**AIM**
Read the records below. Copy each line where the string "defectos" occurs.

**DATA IN THIS EXERCISE**
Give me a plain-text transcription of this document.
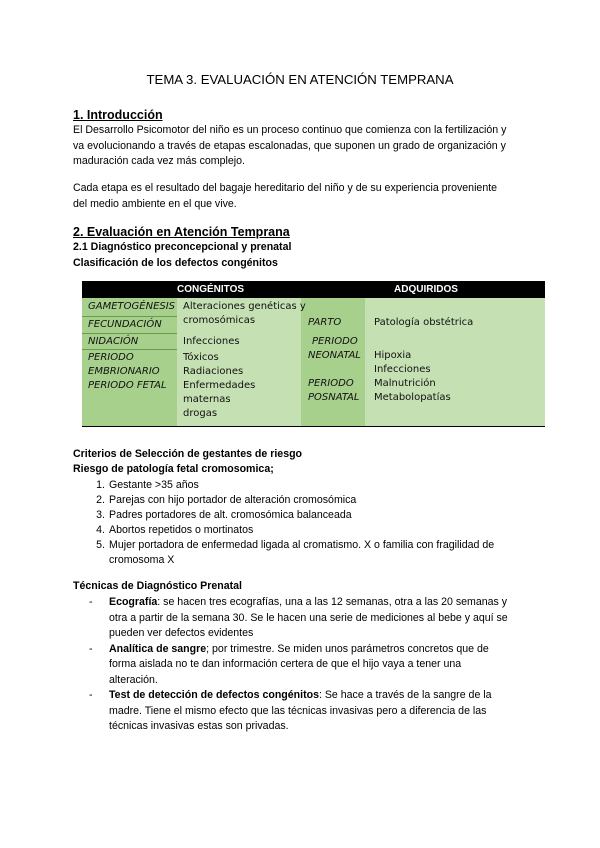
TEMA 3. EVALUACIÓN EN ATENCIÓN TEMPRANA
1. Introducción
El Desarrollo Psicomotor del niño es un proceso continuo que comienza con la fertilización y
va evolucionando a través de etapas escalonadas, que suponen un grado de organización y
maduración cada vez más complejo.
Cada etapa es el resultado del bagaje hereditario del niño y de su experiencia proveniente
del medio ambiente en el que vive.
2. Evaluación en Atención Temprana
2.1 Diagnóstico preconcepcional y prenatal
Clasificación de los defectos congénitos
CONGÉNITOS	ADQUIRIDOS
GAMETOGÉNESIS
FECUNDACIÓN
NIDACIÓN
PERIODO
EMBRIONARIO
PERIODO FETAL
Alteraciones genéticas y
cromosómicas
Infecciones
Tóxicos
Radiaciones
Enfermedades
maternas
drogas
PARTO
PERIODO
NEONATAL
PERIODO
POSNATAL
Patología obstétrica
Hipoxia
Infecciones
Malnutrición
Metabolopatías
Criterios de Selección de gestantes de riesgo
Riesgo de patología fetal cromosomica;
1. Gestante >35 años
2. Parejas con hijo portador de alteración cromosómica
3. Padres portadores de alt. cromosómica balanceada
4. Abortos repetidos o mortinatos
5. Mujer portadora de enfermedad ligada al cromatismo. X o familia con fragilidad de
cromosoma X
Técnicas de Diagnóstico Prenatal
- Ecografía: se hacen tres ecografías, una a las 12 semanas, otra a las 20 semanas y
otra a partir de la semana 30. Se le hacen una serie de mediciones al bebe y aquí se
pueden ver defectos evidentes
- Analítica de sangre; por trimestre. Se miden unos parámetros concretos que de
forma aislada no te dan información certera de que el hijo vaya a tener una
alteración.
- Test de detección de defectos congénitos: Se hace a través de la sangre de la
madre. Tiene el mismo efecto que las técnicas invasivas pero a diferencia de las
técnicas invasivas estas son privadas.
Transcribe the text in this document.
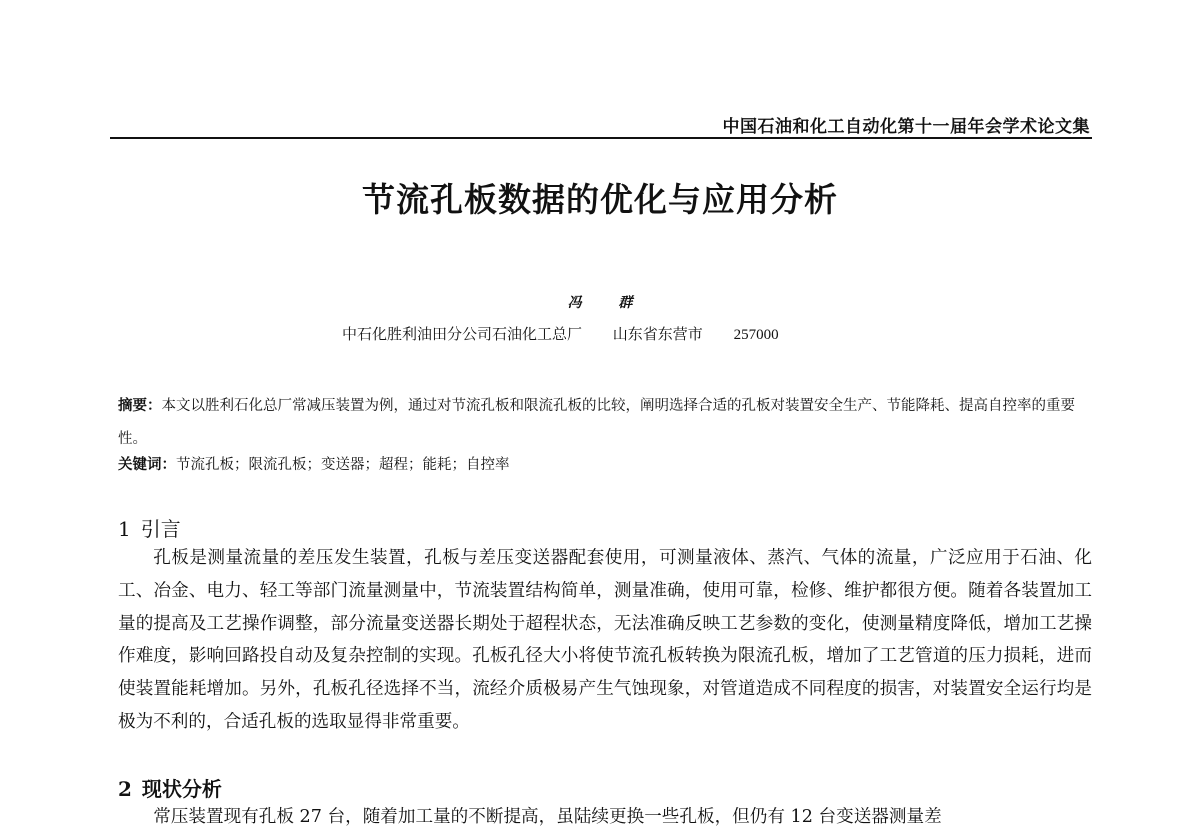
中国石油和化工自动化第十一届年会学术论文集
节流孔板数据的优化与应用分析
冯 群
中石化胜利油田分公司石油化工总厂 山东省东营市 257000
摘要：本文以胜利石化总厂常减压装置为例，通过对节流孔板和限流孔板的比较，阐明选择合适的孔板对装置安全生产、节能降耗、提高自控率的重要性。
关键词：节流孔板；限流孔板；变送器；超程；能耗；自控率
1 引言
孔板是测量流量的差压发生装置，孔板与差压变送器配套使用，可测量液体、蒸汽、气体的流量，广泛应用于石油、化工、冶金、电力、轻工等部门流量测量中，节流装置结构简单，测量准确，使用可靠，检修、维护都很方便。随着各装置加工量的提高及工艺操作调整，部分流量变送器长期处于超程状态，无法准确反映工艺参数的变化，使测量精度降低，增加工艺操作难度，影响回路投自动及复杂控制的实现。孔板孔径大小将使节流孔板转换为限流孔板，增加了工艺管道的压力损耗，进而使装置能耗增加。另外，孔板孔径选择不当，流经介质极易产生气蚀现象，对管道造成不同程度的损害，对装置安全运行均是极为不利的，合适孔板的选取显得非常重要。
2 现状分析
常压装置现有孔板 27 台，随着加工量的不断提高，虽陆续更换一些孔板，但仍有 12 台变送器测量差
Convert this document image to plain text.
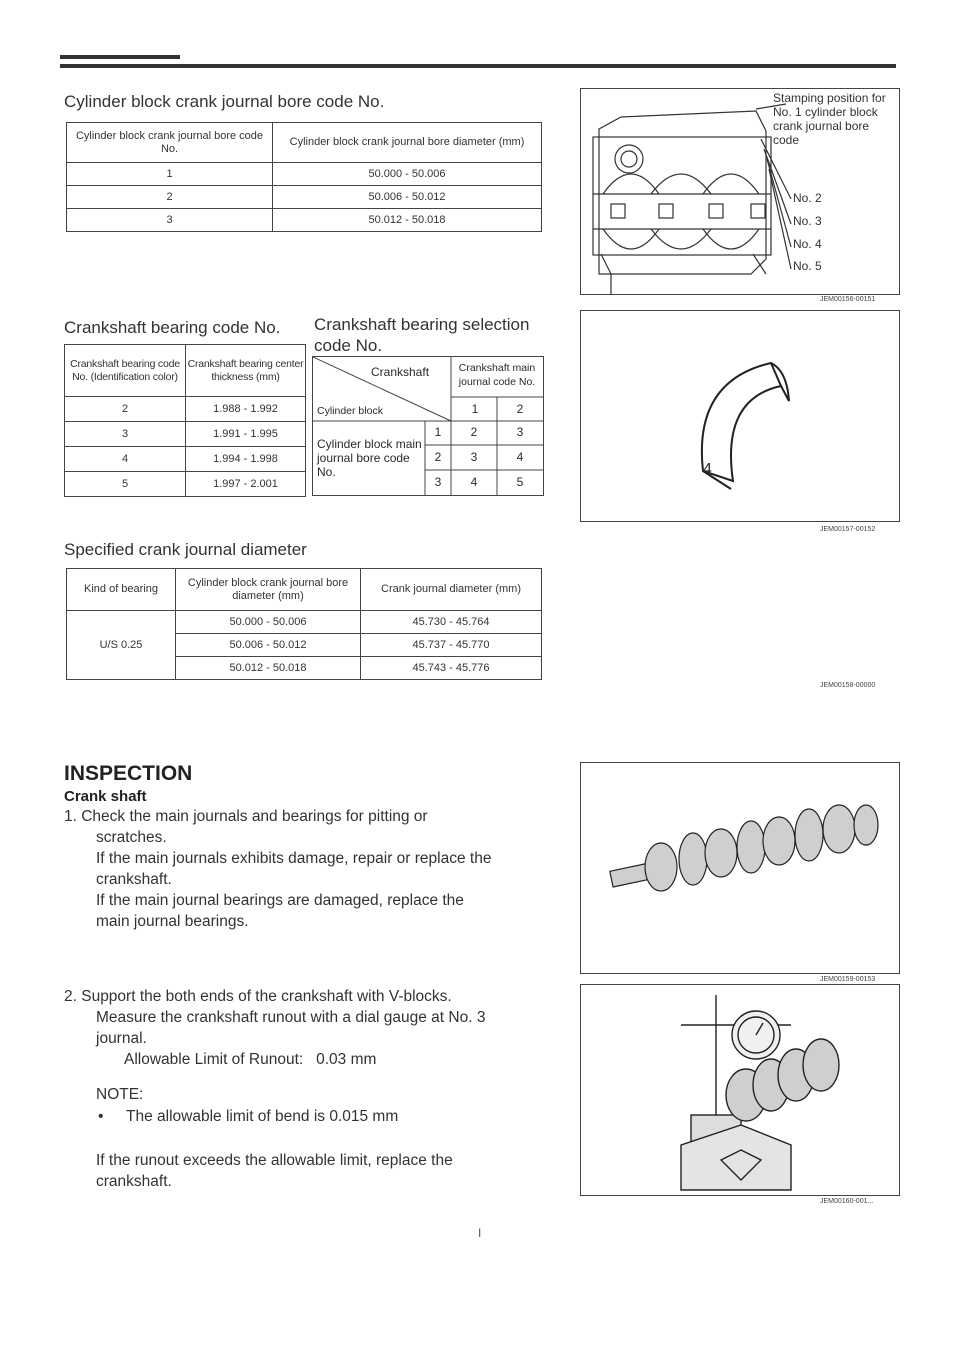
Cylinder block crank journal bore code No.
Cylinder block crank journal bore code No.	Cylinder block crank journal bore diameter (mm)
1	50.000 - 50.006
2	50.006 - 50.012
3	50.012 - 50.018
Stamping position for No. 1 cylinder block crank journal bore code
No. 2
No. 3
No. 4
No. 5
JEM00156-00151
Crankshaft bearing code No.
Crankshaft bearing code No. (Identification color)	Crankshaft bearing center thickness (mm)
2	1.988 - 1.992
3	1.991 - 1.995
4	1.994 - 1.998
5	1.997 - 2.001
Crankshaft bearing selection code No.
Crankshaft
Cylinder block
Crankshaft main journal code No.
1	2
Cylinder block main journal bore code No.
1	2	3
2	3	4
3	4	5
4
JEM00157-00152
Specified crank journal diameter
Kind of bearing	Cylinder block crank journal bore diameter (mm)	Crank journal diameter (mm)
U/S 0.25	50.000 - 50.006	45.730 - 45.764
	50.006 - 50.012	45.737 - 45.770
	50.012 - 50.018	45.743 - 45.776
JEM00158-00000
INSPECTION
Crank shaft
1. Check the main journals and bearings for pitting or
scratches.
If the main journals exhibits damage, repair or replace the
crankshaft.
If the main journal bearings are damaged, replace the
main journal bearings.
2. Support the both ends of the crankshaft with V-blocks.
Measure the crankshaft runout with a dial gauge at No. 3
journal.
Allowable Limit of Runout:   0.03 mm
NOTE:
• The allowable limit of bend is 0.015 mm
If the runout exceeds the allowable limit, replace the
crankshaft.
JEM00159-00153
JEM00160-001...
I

**TASK SOLUTION**
Clasificación de los defectos congénitos
pueden ver defectos evidentes
- Test de detección de defectos congénitos: Se hace a través de la sangre de la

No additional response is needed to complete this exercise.